- Exercise prompt:
Retype the records below exactly as they appear.

- Given records:
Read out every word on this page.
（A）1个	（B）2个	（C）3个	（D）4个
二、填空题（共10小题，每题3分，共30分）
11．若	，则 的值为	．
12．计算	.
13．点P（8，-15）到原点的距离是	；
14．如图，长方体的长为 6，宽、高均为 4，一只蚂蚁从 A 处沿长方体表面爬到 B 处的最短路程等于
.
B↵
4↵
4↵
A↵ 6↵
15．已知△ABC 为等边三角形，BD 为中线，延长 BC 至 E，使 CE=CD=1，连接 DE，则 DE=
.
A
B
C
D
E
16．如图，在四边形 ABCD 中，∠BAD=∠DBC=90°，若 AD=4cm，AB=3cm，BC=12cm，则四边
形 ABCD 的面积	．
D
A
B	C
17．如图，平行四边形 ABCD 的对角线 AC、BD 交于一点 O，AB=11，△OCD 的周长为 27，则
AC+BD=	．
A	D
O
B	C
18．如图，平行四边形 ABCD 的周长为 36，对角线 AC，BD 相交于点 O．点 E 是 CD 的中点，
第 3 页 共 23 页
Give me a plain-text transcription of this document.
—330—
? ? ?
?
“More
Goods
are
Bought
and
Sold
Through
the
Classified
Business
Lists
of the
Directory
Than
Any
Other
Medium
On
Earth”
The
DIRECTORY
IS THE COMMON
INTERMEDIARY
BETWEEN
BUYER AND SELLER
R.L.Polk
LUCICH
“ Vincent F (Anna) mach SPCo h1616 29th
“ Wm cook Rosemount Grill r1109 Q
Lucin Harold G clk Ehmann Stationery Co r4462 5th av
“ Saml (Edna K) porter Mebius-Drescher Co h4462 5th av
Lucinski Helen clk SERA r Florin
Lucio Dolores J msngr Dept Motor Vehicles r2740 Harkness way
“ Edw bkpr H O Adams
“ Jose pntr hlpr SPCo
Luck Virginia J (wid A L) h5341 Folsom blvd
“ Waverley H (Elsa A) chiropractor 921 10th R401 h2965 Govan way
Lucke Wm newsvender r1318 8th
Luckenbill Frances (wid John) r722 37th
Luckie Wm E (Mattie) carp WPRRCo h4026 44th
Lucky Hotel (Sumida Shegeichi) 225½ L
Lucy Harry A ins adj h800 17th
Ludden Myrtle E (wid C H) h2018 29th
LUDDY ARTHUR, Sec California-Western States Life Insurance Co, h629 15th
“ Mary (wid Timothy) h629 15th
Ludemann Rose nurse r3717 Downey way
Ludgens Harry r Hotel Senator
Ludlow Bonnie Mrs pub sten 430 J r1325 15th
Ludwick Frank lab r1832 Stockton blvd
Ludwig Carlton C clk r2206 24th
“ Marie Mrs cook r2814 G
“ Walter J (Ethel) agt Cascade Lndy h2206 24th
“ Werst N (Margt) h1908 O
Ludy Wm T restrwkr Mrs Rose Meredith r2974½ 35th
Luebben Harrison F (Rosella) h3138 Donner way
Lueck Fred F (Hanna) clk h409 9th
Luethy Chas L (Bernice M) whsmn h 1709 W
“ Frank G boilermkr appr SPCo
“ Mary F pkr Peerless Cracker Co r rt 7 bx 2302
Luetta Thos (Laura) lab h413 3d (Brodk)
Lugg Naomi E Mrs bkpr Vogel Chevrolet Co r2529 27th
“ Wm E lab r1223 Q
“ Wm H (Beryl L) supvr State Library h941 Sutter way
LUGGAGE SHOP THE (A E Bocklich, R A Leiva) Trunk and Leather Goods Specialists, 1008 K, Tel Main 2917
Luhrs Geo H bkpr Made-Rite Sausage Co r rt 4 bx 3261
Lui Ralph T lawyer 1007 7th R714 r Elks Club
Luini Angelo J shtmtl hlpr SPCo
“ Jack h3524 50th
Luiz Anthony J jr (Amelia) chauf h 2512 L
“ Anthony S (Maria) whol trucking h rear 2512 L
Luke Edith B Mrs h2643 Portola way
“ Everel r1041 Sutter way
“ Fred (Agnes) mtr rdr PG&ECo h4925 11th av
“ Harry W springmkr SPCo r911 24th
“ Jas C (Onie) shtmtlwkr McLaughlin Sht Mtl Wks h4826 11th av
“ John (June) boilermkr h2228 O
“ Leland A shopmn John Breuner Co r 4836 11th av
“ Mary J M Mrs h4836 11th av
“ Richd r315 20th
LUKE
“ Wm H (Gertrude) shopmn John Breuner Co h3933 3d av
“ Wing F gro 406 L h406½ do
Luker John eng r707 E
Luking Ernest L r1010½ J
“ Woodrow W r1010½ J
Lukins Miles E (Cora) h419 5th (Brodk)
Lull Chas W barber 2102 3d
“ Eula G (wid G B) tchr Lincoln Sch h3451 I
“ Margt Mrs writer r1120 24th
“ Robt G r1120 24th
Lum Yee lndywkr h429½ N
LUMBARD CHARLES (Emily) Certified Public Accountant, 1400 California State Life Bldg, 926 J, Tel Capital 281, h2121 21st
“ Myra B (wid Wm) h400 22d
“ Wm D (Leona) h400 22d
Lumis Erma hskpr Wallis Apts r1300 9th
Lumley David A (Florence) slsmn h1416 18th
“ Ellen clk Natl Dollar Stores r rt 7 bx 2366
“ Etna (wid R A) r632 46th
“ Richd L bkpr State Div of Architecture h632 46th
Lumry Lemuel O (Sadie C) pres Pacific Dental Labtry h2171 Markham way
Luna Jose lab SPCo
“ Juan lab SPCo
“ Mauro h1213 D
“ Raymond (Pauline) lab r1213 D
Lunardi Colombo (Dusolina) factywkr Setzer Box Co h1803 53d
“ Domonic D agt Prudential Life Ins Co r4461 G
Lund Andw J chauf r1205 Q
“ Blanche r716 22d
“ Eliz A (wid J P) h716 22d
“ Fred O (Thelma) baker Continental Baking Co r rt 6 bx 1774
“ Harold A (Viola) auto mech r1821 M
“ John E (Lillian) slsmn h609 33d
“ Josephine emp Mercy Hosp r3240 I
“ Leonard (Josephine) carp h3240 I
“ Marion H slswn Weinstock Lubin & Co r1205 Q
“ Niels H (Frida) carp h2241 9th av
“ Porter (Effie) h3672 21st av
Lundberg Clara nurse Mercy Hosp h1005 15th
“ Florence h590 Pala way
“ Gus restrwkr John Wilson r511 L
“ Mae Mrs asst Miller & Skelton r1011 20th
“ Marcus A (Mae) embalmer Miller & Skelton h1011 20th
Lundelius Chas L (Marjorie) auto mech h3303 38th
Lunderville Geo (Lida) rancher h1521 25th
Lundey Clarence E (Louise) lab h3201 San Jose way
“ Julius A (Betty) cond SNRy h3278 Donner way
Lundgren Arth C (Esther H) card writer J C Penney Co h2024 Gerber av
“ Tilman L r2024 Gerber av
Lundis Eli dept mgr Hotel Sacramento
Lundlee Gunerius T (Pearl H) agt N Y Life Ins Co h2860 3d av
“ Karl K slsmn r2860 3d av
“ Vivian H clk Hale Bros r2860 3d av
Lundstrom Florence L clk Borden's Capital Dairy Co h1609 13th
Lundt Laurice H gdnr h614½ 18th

- Answer to this task:
Read out every word on this page.
（A）1个	（B）2个	（C）3个	（D）4个
二、填空题（共10小题，每题3分，共30分）
11．若	，则 的值为	．
12．计算	.
13．点P（8，-15）到原点的距离是	；
14．如图，长方体的长为 6，宽、高均为 4，一只蚂蚁从 A 处沿长方体表面爬到 B 处的最短路程等于
.
B↵
4↵
4↵
A↵ 6↵
15．已知△ABC 为等边三角形，BD 为中线，延长 BC 至 E，使 CE=CD=1，连接 DE，则 DE=
.
A
B
C
D
E
16．如图，在四边形 ABCD 中，∠BAD=∠DBC=90°，若 AD=4cm，AB=3cm，BC=12cm，则四边
形 ABCD 的面积	．
D
A
B	C
17．如图，平行四边形 ABCD 的对角线 AC、BD 交于一点 O，AB=11，△OCD 的周长为 27，则
AC+BD=	．
A	D
O
B	C
18．如图，平行四边形 ABCD 的周长为 36，对角线 AC，BD 相交于点 O．点 E 是 CD 的中点，
第 3 页 共 23 页
Give me a plain-text transcription of this document.
—330—
? ? ?
?
“More
Goods
are
Bought
and
Sold
Through
the
Classified
Business
Lists
of the
Directory
Than
Any
Other
Medium
On
Earth”
The
DIRECTORY
IS THE COMMON
INTERMEDIARY
BETWEEN
BUYER AND SELLER
R.L.Polk
LUCICH
“ Vincent F (Anna) mach SPCo h1616 29th
“ Wm cook Rosemount Grill r1109 Q
Lucin Harold G clk Ehmann Stationery Co r4462 5th av
“ Saml (Edna K) porter Mebius-Drescher Co h4462 5th av
Lucinski Helen clk SERA r Florin
Lucio Dolores J msngr Dept Motor Vehicles r2740 Harkness way
“ Edw bkpr H O Adams
“ Jose pntr hlpr SPCo
Luck Virginia J (wid A L) h5341 Folsom blvd
“ Waverley H (Elsa A) chiropractor 921 10th R401 h2965 Govan way
Lucke Wm newsvender r1318 8th
Luckenbill Frances (wid John) r722 37th
Luckie Wm E (Mattie) carp WPRRCo h4026 44th
Lucky Hotel (Sumida Shegeichi) 225½ L
Lucy Harry A ins adj h800 17th
Ludden Myrtle E (wid C H) h2018 29th
LUDDY ARTHUR, Sec California-Western States Life Insurance Co, h629 15th
“ Mary (wid Timothy) h629 15th
Ludemann Rose nurse r3717 Downey way
Ludgens Harry r Hotel Senator
Ludlow Bonnie Mrs pub sten 430 J r1325 15th
Ludwick Frank lab r1832 Stockton blvd
Ludwig Carlton C clk r2206 24th
“ Marie Mrs cook r2814 G
“ Walter J (Ethel) agt Cascade Lndy h2206 24th
“ Werst N (Margt) h1908 O
Ludy Wm T restrwkr Mrs Rose Meredith r2974½ 35th
Luebben Harrison F (Rosella) h3138 Donner way
Lueck Fred F (Hanna) clk h409 9th
Luethy Chas L (Bernice M) whsmn h 1709 W
“ Frank G boilermkr appr SPCo
“ Mary F pkr Peerless Cracker Co r rt 7 bx 2302
Luetta Thos (Laura) lab h413 3d (Brodk)
Lugg Naomi E Mrs bkpr Vogel Chevrolet Co r2529 27th
“ Wm E lab r1223 Q
“ Wm H (Beryl L) supvr State Library h941 Sutter way
LUGGAGE SHOP THE (A E Bocklich, R A Leiva) Trunk and Leather Goods Specialists, 1008 K, Tel Main 2917
Luhrs Geo H bkpr Made-Rite Sausage Co r rt 4 bx 3261
Lui Ralph T lawyer 1007 7th R714 r Elks Club
Luini Angelo J shtmtl hlpr SPCo
“ Jack h3524 50th
Luiz Anthony J jr (Amelia) chauf h 2512 L
“ Anthony S (Maria) whol trucking h rear 2512 L
Luke Edith B Mrs h2643 Portola way
“ Everel r1041 Sutter way
“ Fred (Agnes) mtr rdr PG&ECo h4925 11th av
“ Harry W springmkr SPCo r911 24th
“ Jas C (Onie) shtmtlwkr McLaughlin Sht Mtl Wks h4826 11th av
“ John (June) boilermkr h2228 O
“ Leland A shopmn John Breuner Co r 4836 11th av
“ Mary J M Mrs h4836 11th av
“ Richd r315 20th
LUKE
“ Wm H (Gertrude) shopmn John Breuner Co h3933 3d av
“ Wing F gro 406 L h406½ do
Luker John eng r707 E
Luking Ernest L r1010½ J
“ Woodrow W r1010½ J
Lukins Miles E (Cora) h419 5th (Brodk)
Lull Chas W barber 2102 3d
“ Eula G (wid G B) tchr Lincoln Sch h3451 I
“ Margt Mrs writer r1120 24th
“ Robt G r1120 24th
Lum Yee lndywkr h429½ N
LUMBARD CHARLES (Emily) Certified Public Accountant, 1400 California State Life Bldg, 926 J, Tel Capital 281, h2121 21st
“ Myra B (wid Wm) h400 22d
“ Wm D (Leona) h400 22d
Lumis Erma hskpr Wallis Apts r1300 9th
Lumley David A (Florence) slsmn h1416 18th
“ Ellen clk Natl Dollar Stores r rt 7 bx 2366
“ Etna (wid R A) r632 46th
“ Richd L bkpr State Div of Architecture h632 46th
Lumry Lemuel O (Sadie C) pres Pacific Dental Labtry h2171 Markham way
Luna Jose lab SPCo
“ Juan lab SPCo
“ Mauro h1213 D
“ Raymond (Pauline) lab r1213 D
Lunardi Colombo (Dusolina) factywkr Setzer Box Co h1803 53d
“ Domonic D agt Prudential Life Ins Co r4461 G
Lund Andw J chauf r1205 Q
“ Blanche r716 22d
“ Eliz A (wid J P) h716 22d
“ Fred O (Thelma) baker Continental Baking Co r rt 6 bx 1774
“ Harold A (Viola) auto mech r1821 M
“ John E (Lillian) slsmn h609 33d
“ Josephine emp Mercy Hosp r3240 I
“ Leonard (Josephine) carp h3240 I
“ Marion H slswn Weinstock Lubin & Co r1205 Q
“ Niels H (Frida) carp h2241 9th av
“ Porter (Effie) h3672 21st av
Lundberg Clara nurse Mercy Hosp h1005 15th
“ Florence h590 Pala way
“ Gus restrwkr John Wilson r511 L
“ Mae Mrs asst Miller & Skelton r1011 20th
“ Marcus A (Mae) embalmer Miller & Skelton h1011 20th
Lundelius Chas L (Marjorie) auto mech h3303 38th
Lunderville Geo (Lida) rancher h1521 25th
Lundey Clarence E (Louise) lab h3201 San Jose way
“ Julius A (Betty) cond SNRy h3278 Donner way
Lundgren Arth C (Esther H) card writer J C Penney Co h2024 Gerber av
“ Tilman L r2024 Gerber av
Lundis Eli dept mgr Hotel Sacramento
Lundlee Gunerius T (Pearl H) agt N Y Life Ins Co h2860 3d av
“ Karl K slsmn r2860 3d av
“ Vivian H clk Hale Bros r2860 3d av
Lundstrom Florence L clk Borden's Capital Dairy Co h1609 13th
Lundt Laurice H gdnr h614½ 18th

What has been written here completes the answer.